■ Written request ■
Please revise each of the items below, replacing "localize" with "locate" and keeping everything else unchanged.

■ Data listing ■

########

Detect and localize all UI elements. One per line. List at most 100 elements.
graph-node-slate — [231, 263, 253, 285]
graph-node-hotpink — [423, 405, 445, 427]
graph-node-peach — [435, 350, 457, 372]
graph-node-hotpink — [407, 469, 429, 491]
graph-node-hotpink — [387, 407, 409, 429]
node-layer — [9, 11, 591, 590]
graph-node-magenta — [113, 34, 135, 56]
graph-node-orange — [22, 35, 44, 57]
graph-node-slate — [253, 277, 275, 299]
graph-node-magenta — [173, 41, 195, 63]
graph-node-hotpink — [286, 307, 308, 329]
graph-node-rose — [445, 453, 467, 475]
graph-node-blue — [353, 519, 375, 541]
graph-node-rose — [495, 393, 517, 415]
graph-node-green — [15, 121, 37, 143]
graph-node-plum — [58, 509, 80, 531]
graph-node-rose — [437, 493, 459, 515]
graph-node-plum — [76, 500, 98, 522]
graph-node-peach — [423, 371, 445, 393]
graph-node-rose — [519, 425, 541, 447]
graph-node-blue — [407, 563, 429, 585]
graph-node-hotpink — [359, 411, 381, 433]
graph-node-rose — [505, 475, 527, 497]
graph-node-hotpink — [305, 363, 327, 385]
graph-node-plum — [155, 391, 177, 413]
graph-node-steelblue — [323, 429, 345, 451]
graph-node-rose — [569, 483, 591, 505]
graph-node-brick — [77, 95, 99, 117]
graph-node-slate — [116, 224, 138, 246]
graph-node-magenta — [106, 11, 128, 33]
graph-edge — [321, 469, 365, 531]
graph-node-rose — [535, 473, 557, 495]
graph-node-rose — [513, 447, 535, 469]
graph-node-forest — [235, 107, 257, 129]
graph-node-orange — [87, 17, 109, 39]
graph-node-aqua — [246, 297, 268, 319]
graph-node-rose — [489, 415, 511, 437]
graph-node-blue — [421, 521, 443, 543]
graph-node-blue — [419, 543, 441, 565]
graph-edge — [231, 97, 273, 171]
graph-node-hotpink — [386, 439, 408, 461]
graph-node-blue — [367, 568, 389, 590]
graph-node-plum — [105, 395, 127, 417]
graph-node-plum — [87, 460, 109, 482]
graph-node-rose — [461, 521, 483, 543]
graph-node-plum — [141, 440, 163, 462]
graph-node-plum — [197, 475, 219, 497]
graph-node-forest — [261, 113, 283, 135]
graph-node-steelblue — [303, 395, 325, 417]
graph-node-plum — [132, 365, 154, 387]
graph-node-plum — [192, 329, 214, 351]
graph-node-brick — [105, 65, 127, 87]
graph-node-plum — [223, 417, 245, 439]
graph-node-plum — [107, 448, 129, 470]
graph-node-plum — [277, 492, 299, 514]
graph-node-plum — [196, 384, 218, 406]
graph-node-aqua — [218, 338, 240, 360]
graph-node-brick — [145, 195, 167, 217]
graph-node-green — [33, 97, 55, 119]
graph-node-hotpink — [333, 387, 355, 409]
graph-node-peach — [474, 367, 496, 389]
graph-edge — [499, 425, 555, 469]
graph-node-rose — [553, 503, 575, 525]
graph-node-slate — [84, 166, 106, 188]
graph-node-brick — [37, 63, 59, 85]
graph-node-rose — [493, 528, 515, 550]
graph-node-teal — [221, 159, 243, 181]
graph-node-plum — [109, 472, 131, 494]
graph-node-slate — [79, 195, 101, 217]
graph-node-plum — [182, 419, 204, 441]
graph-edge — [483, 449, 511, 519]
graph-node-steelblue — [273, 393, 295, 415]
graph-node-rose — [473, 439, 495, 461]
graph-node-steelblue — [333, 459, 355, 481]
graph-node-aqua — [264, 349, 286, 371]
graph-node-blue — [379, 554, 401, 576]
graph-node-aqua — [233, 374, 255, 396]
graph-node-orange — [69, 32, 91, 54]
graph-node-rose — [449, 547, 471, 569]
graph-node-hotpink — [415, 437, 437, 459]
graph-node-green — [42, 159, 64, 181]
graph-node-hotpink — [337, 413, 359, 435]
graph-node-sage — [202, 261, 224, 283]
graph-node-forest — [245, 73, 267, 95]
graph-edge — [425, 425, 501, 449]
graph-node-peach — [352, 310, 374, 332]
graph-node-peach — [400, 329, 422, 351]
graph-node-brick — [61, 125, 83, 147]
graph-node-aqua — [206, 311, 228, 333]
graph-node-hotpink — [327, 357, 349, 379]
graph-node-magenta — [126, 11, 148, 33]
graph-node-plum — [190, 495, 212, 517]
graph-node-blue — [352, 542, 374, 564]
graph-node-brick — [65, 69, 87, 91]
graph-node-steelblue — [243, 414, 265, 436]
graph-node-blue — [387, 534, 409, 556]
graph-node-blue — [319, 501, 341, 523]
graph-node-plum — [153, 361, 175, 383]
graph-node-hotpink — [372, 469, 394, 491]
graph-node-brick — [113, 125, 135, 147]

########

■ Correct response ■
Detect and locate all UI elements. One per line. List at most 100 elements.
graph-node-slate — [231, 263, 253, 285]
graph-node-hotpink — [423, 405, 445, 427]
graph-node-peach — [435, 350, 457, 372]
graph-node-hotpink — [407, 469, 429, 491]
graph-node-hotpink — [387, 407, 409, 429]
node-layer — [9, 11, 591, 590]
graph-node-magenta — [113, 34, 135, 56]
graph-node-orange — [22, 35, 44, 57]
graph-node-slate — [253, 277, 275, 299]
graph-node-magenta — [173, 41, 195, 63]
graph-node-hotpink — [286, 307, 308, 329]
graph-node-rose — [445, 453, 467, 475]
graph-node-blue — [353, 519, 375, 541]
graph-node-rose — [495, 393, 517, 415]
graph-node-green — [15, 121, 37, 143]
graph-node-plum — [58, 509, 80, 531]
graph-node-rose — [437, 493, 459, 515]
graph-node-plum — [76, 500, 98, 522]
graph-node-peach — [423, 371, 445, 393]
graph-node-rose — [519, 425, 541, 447]
graph-node-blue — [407, 563, 429, 585]
graph-node-hotpink — [359, 411, 381, 433]
graph-node-rose — [505, 475, 527, 497]
graph-node-hotpink — [305, 363, 327, 385]
graph-node-plum — [155, 391, 177, 413]
graph-node-steelblue — [323, 429, 345, 451]
graph-node-rose — [569, 483, 591, 505]
graph-node-brick — [77, 95, 99, 117]
graph-node-slate — [116, 224, 138, 246]
graph-node-magenta — [106, 11, 128, 33]
graph-edge — [321, 469, 365, 531]
graph-node-rose — [535, 473, 557, 495]
graph-node-rose — [513, 447, 535, 469]
graph-node-forest — [235, 107, 257, 129]
graph-node-orange — [87, 17, 109, 39]
graph-node-aqua — [246, 297, 268, 319]
graph-node-rose — [489, 415, 511, 437]
graph-node-blue — [421, 521, 443, 543]
graph-node-blue — [419, 543, 441, 565]
graph-edge — [231, 97, 273, 171]
graph-node-hotpink — [386, 439, 408, 461]
graph-node-blue — [367, 568, 389, 590]
graph-node-plum — [105, 395, 127, 417]
graph-node-plum — [87, 460, 109, 482]
graph-node-rose — [461, 521, 483, 543]
graph-node-plum — [141, 440, 163, 462]
graph-node-plum — [197, 475, 219, 497]
graph-node-forest — [261, 113, 283, 135]
graph-node-steelblue — [303, 395, 325, 417]
graph-node-plum — [132, 365, 154, 387]
graph-node-plum — [192, 329, 214, 351]
graph-node-brick — [105, 65, 127, 87]
graph-node-plum — [223, 417, 245, 439]
graph-node-plum — [107, 448, 129, 470]
graph-node-plum — [277, 492, 299, 514]
graph-node-plum — [196, 384, 218, 406]
graph-node-aqua — [218, 338, 240, 360]
graph-node-brick — [145, 195, 167, 217]
graph-node-green — [33, 97, 55, 119]
graph-node-hotpink — [333, 387, 355, 409]
graph-node-peach — [474, 367, 496, 389]
graph-edge — [499, 425, 555, 469]
graph-node-rose — [553, 503, 575, 525]
graph-node-slate — [84, 166, 106, 188]
graph-node-brick — [37, 63, 59, 85]
graph-node-rose — [493, 528, 515, 550]
graph-node-teal — [221, 159, 243, 181]
graph-node-plum — [109, 472, 131, 494]
graph-node-slate — [79, 195, 101, 217]
graph-node-plum — [182, 419, 204, 441]
graph-edge — [483, 449, 511, 519]
graph-node-steelblue — [273, 393, 295, 415]
graph-node-rose — [473, 439, 495, 461]
graph-node-steelblue — [333, 459, 355, 481]
graph-node-aqua — [264, 349, 286, 371]
graph-node-blue — [379, 554, 401, 576]
graph-node-aqua — [233, 374, 255, 396]
graph-node-orange — [69, 32, 91, 54]
graph-node-rose — [449, 547, 471, 569]
graph-node-hotpink — [415, 437, 437, 459]
graph-node-green — [42, 159, 64, 181]
graph-node-hotpink — [337, 413, 359, 435]
graph-node-sage — [202, 261, 224, 283]
graph-node-forest — [245, 73, 267, 95]
graph-edge — [425, 425, 501, 449]
graph-node-peach — [352, 310, 374, 332]
graph-node-peach — [400, 329, 422, 351]
graph-node-brick — [61, 125, 83, 147]
graph-node-aqua — [206, 311, 228, 333]
graph-node-hotpink — [327, 357, 349, 379]
graph-node-magenta — [126, 11, 148, 33]
graph-node-plum — [190, 495, 212, 517]
graph-node-blue — [352, 542, 374, 564]
graph-node-brick — [65, 69, 87, 91]
graph-node-steelblue — [243, 414, 265, 436]
graph-node-blue — [387, 534, 409, 556]
graph-node-blue — [319, 501, 341, 523]
graph-node-plum — [153, 361, 175, 383]
graph-node-hotpink — [372, 469, 394, 491]
graph-node-brick — [113, 125, 135, 147]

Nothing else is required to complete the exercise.